Directive:
Retype the material below. Keep every word exactly as it is.

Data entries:
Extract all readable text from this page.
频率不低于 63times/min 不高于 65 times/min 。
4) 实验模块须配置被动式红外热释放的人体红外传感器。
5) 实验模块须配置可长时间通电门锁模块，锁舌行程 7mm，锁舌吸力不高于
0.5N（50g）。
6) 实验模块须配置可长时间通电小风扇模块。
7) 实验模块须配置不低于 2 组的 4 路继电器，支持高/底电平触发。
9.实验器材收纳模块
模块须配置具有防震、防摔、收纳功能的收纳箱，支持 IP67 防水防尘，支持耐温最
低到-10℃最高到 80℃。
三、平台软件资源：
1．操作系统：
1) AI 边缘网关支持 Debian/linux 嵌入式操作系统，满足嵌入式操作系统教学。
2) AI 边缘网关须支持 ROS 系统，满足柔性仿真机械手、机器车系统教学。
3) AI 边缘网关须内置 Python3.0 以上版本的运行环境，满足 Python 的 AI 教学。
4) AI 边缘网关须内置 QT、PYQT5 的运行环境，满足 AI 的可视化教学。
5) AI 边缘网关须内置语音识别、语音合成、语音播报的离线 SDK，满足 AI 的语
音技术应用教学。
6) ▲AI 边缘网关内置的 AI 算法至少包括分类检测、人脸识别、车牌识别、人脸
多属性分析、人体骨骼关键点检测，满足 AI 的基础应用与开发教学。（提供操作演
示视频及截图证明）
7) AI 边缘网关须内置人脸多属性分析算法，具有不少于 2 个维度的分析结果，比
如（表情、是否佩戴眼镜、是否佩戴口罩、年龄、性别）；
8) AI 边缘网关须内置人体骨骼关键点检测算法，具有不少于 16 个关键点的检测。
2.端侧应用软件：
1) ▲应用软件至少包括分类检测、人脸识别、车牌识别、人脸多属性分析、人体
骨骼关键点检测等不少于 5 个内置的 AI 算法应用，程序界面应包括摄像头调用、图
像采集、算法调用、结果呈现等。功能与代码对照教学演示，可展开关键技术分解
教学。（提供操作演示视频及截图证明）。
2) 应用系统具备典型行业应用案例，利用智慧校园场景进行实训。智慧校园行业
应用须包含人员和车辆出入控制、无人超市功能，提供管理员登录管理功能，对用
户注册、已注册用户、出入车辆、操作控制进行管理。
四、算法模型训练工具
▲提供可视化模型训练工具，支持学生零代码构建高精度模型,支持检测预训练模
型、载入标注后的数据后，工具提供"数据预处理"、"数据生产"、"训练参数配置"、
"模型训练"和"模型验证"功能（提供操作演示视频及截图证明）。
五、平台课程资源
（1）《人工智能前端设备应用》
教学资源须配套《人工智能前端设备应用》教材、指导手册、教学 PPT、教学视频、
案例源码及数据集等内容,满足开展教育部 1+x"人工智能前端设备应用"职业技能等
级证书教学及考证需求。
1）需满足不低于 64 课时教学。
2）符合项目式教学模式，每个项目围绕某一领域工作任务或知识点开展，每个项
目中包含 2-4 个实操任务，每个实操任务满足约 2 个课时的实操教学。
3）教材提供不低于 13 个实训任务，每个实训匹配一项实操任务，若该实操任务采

Response to the task:
Extract all readable text from this page.
频率不低于 63times/min 不高于 65 times/min 。
4) 实验模块须配置被动式红外热释放的人体红外传感器。
5) 实验模块须配置可长时间通电门锁模块，锁舌行程 7mm，锁舌吸力不高于
0.5N（50g）。
6) 实验模块须配置可长时间通电小风扇模块。
7) 实验模块须配置不低于 2 组的 4 路继电器，支持高/底电平触发。
9.实验器材收纳模块
模块须配置具有防震、防摔、收纳功能的收纳箱，支持 IP67 防水防尘，支持耐温最
低到-10℃最高到 80℃。
三、平台软件资源：
1．操作系统：
1) AI 边缘网关支持 Debian/linux 嵌入式操作系统，满足嵌入式操作系统教学。
2) AI 边缘网关须支持 ROS 系统，满足柔性仿真机械手、机器车系统教学。
3) AI 边缘网关须内置 Python3.0 以上版本的运行环境，满足 Python 的 AI 教学。
4) AI 边缘网关须内置 QT、PYQT5 的运行环境，满足 AI 的可视化教学。
5) AI 边缘网关须内置语音识别、语音合成、语音播报的离线 SDK，满足 AI 的语
音技术应用教学。
6) ▲AI 边缘网关内置的 AI 算法至少包括分类检测、人脸识别、车牌识别、人脸
多属性分析、人体骨骼关键点检测，满足 AI 的基础应用与开发教学。（提供操作演
示视频及截图证明）
7) AI 边缘网关须内置人脸多属性分析算法，具有不少于 2 个维度的分析结果，比
如（表情、是否佩戴眼镜、是否佩戴口罩、年龄、性别）；
8) AI 边缘网关须内置人体骨骼关键点检测算法，具有不少于 16 个关键点的检测。
2.端侧应用软件：
1) ▲应用软件至少包括分类检测、人脸识别、车牌识别、人脸多属性分析、人体
骨骼关键点检测等不少于 5 个内置的 AI 算法应用，程序界面应包括摄像头调用、图
像采集、算法调用、结果呈现等。功能与代码对照教学演示，可展开关键技术分解
教学。（提供操作演示视频及截图证明）。
2) 应用系统具备典型行业应用案例，利用智慧校园场景进行实训。智慧校园行业
应用须包含人员和车辆出入控制、无人超市功能，提供管理员登录管理功能，对用
户注册、已注册用户、出入车辆、操作控制进行管理。
四、算法模型训练工具
▲提供可视化模型训练工具，支持学生零代码构建高精度模型,支持检测预训练模
型、载入标注后的数据后，工具提供"数据预处理"、"数据生产"、"训练参数配置"、
"模型训练"和"模型验证"功能（提供操作演示视频及截图证明）。
五、平台课程资源
（1）《人工智能前端设备应用》
教学资源须配套《人工智能前端设备应用》教材、指导手册、教学 PPT、教学视频、
案例源码及数据集等内容,满足开展教育部 1+x"人工智能前端设备应用"职业技能等
级证书教学及考证需求。
1）需满足不低于 64 课时教学。
2）符合项目式教学模式，每个项目围绕某一领域工作任务或知识点开展，每个项
目中包含 2-4 个实操任务，每个实操任务满足约 2 个课时的实操教学。
3）教材提供不低于 13 个实训任务，每个实训匹配一项实操任务，若该实操任务采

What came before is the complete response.